What needs to be done »
Show every line of the records below that contains the word "JSON".

Data listing
[Start]
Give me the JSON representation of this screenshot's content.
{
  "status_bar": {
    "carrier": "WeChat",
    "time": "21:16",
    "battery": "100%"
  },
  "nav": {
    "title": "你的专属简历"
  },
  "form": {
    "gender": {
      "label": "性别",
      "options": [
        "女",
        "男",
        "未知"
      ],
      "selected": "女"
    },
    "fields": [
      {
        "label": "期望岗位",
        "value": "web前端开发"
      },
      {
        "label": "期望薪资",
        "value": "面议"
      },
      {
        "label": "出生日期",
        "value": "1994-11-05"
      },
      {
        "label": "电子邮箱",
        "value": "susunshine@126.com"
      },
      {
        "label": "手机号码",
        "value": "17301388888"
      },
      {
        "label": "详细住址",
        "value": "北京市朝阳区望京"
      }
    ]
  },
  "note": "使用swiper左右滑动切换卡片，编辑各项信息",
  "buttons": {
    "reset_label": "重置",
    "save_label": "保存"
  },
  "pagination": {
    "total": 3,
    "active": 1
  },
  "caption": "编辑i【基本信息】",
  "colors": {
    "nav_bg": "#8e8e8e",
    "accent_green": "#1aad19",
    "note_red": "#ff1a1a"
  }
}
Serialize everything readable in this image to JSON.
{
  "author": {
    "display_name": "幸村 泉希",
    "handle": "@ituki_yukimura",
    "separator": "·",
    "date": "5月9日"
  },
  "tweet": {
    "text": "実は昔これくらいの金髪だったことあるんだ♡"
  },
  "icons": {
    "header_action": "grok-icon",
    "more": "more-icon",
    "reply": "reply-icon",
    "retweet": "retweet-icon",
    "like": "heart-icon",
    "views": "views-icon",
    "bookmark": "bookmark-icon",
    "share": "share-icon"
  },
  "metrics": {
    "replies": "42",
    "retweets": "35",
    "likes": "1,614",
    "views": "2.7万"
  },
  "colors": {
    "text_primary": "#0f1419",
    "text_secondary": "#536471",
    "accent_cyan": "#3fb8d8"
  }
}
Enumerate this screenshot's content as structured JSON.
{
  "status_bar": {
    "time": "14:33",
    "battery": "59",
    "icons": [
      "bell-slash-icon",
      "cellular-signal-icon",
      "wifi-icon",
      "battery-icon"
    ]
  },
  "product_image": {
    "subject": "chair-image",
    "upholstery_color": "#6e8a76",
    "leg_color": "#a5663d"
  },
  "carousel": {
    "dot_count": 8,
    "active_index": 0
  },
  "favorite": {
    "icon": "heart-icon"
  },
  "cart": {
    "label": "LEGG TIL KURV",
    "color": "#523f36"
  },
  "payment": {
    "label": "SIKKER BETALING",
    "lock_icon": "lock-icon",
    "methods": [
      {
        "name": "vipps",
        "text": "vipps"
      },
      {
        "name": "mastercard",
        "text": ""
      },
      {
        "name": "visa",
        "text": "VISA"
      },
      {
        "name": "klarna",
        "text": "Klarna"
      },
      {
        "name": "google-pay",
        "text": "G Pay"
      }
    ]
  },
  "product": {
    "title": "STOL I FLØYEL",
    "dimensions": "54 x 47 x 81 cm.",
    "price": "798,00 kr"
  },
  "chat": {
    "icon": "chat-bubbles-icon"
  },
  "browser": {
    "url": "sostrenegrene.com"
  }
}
[End]
Full output »
Give me the JSON representation of this screenshot's content.
Serialize everything readable in this image to JSON.
Enumerate this screenshot's content as structured JSON.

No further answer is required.